What the exercise asks> Find every line in the records below that contains the word "Elevation", and copy each such line.

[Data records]
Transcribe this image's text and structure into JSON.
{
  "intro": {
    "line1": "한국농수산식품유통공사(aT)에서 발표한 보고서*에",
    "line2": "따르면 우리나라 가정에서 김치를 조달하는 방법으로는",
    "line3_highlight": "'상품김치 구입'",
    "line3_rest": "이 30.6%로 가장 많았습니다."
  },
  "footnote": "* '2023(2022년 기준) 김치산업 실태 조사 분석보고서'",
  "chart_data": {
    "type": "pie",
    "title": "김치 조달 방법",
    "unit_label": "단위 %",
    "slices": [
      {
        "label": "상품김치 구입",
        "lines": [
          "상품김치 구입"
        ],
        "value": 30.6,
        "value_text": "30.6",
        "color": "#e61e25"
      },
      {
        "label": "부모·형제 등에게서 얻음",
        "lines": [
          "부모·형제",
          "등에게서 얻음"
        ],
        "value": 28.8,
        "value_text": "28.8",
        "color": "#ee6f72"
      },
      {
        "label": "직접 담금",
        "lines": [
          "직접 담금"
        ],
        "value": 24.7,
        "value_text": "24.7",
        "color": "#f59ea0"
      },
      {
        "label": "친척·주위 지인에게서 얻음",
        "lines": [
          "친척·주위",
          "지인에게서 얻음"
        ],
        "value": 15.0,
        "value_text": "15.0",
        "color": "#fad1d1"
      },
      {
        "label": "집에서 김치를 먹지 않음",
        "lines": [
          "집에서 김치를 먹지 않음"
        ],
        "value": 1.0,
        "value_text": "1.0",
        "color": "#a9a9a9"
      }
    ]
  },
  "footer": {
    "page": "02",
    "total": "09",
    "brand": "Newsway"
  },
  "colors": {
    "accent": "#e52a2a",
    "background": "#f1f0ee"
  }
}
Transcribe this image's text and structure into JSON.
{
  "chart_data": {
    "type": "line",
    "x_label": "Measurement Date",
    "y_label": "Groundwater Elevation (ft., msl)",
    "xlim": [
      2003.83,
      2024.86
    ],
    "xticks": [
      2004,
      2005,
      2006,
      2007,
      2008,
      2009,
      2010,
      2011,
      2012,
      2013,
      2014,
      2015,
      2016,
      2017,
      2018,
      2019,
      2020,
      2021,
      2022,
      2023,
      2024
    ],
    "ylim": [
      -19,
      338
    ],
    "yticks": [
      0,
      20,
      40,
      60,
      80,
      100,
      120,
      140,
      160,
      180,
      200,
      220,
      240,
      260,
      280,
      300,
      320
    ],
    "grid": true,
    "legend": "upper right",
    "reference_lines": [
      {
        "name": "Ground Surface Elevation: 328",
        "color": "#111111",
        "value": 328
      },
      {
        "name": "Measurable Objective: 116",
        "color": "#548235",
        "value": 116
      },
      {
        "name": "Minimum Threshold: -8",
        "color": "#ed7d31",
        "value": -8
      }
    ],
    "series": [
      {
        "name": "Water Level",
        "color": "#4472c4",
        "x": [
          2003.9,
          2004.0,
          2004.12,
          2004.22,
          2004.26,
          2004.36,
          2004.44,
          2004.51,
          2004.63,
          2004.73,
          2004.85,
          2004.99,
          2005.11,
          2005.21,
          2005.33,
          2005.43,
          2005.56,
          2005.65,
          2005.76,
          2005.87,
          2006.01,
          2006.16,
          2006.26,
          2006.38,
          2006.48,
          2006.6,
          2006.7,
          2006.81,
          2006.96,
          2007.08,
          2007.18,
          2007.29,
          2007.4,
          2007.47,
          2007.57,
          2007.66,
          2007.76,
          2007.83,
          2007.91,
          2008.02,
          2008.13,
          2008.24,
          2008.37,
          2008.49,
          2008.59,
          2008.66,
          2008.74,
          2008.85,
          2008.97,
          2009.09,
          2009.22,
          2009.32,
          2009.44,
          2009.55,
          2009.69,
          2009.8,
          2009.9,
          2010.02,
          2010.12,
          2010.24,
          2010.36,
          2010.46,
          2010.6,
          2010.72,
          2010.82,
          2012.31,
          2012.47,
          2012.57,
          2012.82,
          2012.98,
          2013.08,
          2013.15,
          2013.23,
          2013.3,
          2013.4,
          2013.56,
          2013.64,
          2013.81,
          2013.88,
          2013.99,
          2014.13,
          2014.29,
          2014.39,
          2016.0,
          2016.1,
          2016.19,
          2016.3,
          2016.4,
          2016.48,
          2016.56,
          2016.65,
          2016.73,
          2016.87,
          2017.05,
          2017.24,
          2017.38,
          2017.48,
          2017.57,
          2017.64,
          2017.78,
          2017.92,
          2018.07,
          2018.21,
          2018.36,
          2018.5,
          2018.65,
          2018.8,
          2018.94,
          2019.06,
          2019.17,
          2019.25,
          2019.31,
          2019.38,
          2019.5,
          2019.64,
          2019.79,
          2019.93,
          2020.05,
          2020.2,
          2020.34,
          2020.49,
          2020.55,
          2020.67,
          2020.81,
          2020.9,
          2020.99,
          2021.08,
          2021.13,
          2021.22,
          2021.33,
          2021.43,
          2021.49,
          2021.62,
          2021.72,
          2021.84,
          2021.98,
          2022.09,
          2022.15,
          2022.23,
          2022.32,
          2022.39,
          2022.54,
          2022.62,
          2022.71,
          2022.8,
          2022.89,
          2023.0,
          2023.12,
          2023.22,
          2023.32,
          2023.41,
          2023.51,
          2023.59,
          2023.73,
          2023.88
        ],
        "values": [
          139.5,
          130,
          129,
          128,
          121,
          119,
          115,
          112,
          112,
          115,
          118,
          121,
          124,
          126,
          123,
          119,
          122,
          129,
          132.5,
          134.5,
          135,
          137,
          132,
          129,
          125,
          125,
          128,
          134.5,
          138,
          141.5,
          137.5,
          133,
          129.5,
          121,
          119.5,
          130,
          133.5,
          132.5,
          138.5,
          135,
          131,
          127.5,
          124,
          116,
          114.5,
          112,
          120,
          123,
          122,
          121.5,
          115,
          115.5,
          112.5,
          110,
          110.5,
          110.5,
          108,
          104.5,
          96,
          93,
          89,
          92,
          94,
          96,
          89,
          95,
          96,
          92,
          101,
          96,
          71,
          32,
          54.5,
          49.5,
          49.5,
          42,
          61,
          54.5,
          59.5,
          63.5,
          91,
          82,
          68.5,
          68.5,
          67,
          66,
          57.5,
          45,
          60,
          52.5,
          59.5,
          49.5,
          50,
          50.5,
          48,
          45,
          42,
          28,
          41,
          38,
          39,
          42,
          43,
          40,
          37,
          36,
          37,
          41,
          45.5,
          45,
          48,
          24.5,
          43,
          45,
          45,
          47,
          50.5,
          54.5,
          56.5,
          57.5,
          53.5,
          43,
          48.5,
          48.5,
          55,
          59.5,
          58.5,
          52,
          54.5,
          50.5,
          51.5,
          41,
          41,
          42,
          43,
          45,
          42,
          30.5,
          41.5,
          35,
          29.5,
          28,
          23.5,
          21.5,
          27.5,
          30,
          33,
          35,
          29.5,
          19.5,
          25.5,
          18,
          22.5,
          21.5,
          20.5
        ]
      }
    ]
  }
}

Reply to the task>
    "y_label": "Groundwater Elevation (ft., msl)",
        "name": "Ground Surface Elevation: 328",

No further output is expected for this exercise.